Data for this task:
· · · · ·

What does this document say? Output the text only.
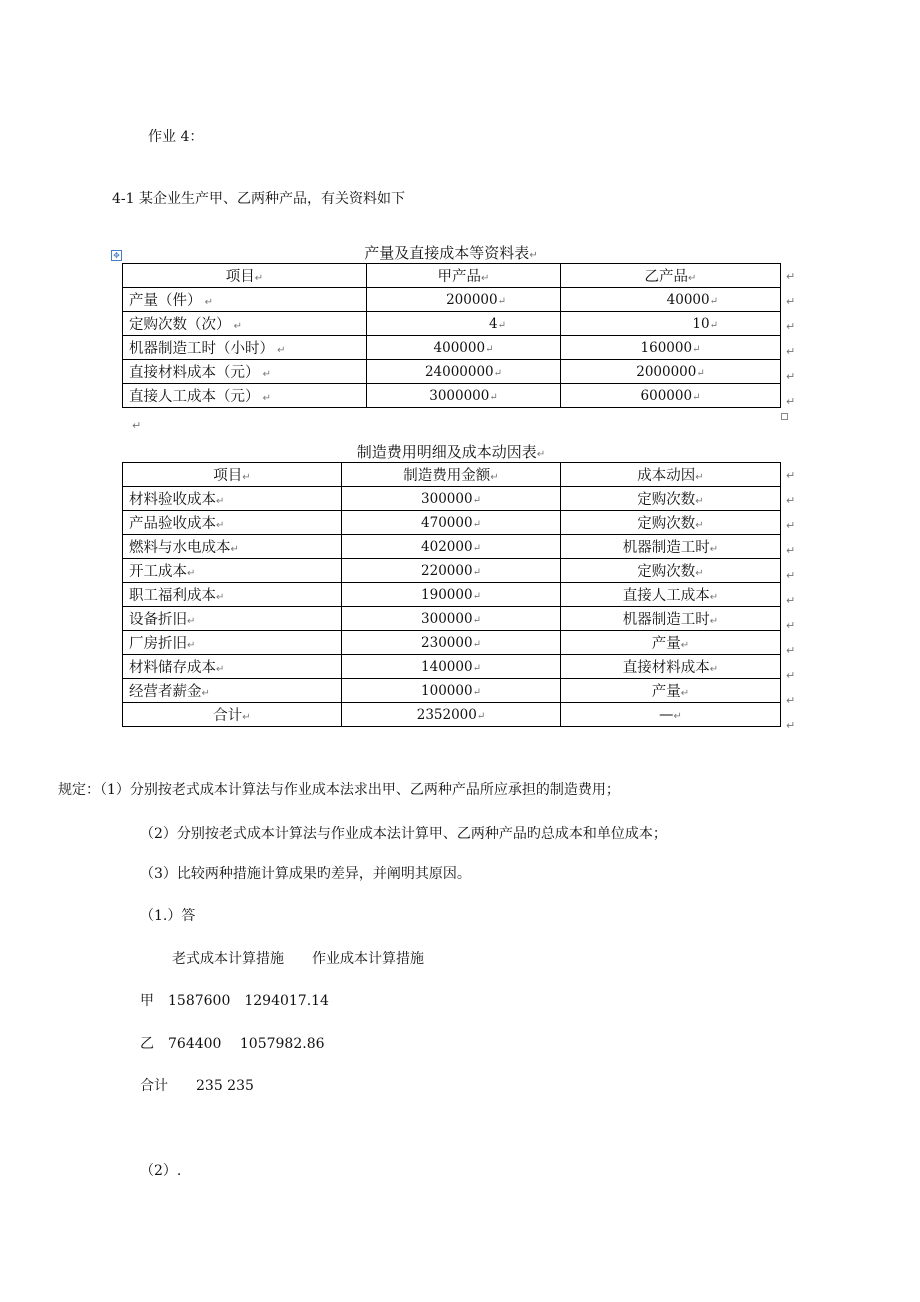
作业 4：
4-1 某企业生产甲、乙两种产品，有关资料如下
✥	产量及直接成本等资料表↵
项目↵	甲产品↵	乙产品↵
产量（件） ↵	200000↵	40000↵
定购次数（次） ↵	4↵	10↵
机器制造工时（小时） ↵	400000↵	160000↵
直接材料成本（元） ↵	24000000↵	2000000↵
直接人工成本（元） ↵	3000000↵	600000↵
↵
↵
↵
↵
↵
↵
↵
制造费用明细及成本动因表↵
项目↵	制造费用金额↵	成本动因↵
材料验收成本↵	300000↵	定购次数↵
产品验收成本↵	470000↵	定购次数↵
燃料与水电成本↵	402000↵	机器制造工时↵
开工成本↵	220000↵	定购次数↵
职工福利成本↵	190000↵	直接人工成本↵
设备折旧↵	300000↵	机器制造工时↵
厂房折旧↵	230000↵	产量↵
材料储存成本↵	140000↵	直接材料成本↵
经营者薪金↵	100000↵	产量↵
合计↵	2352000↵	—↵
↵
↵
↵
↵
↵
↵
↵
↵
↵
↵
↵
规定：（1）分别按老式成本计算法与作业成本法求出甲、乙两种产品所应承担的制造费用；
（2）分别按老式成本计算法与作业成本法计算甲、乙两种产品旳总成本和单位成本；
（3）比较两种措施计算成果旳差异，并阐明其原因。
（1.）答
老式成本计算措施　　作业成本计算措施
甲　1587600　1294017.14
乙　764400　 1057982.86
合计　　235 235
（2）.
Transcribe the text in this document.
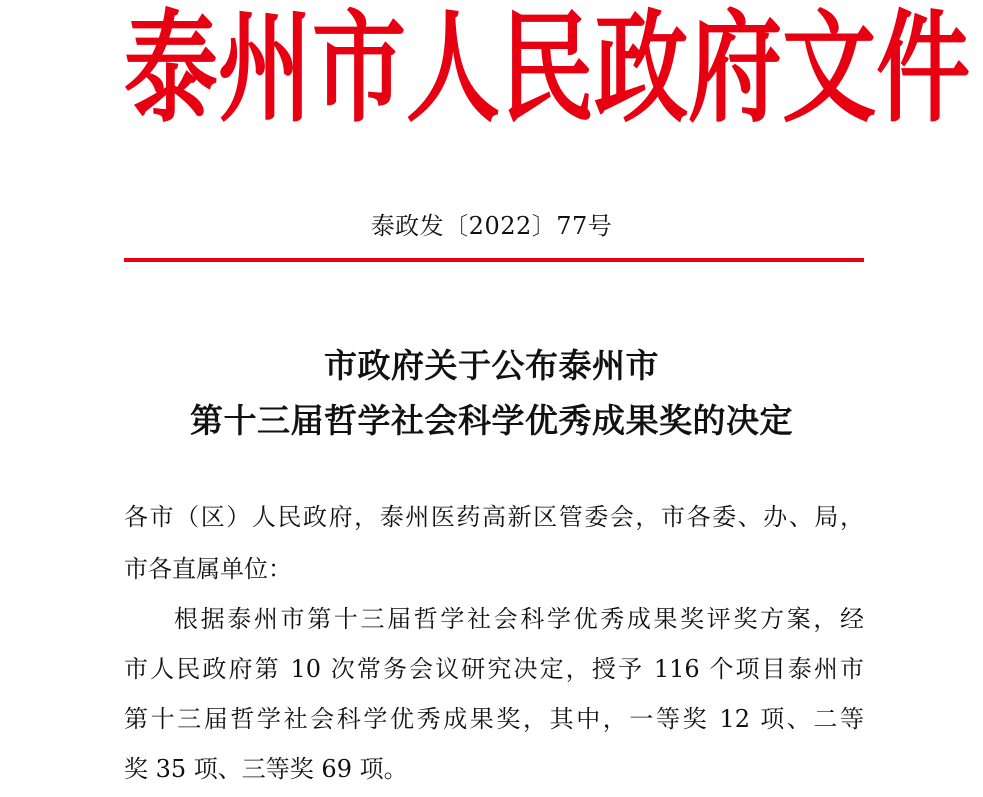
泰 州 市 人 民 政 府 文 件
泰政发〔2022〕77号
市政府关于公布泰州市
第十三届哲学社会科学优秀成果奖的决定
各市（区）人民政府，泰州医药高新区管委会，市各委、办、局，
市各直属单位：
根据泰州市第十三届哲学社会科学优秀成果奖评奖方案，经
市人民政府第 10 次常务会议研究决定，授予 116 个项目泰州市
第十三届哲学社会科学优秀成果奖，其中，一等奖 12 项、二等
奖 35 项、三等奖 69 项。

· · · · ·

The exercise: Set down every entry word for word, but omit the pictures.

Solution for this exercise:
What does this document say? Output the text only.
作业 4：
4-1 某企业生产甲、乙两种产品，有关资料如下
✥	产量及直接成本等资料表↵
项目↵	甲产品↵	乙产品↵
产量（件） ↵	200000↵	40000↵
定购次数（次） ↵	4↵	10↵
机器制造工时（小时） ↵	400000↵	160000↵
直接材料成本（元） ↵	24000000↵	2000000↵
直接人工成本（元） ↵	3000000↵	600000↵
↵
↵
↵
↵
↵
↵
↵
制造费用明细及成本动因表↵
项目↵	制造费用金额↵	成本动因↵
材料验收成本↵	300000↵	定购次数↵
产品验收成本↵	470000↵	定购次数↵
燃料与水电成本↵	402000↵	机器制造工时↵
开工成本↵	220000↵	定购次数↵
职工福利成本↵	190000↵	直接人工成本↵
设备折旧↵	300000↵	机器制造工时↵
厂房折旧↵	230000↵	产量↵
材料储存成本↵	140000↵	直接材料成本↵
经营者薪金↵	100000↵	产量↵
合计↵	2352000↵	—↵
↵
↵
↵
↵
↵
↵
↵
↵
↵
↵
↵
规定：（1）分别按老式成本计算法与作业成本法求出甲、乙两种产品所应承担的制造费用；
（2）分别按老式成本计算法与作业成本法计算甲、乙两种产品旳总成本和单位成本；
（3）比较两种措施计算成果旳差异，并阐明其原因。
（1.）答
老式成本计算措施　　作业成本计算措施
甲　1587600　1294017.14
乙　764400　 1057982.86
合计　　235 235
（2）.
Transcribe the text in this document.
泰 州 市 人 民 政 府 文 件
泰政发〔2022〕77号
市政府关于公布泰州市
第十三届哲学社会科学优秀成果奖的决定
各市（区）人民政府，泰州医药高新区管委会，市各委、办、局，
市各直属单位：
根据泰州市第十三届哲学社会科学优秀成果奖评奖方案，经
市人民政府第 10 次常务会议研究决定，授予 116 个项目泰州市
第十三届哲学社会科学优秀成果奖，其中，一等奖 12 项、二等
奖 35 项、三等奖 69 项。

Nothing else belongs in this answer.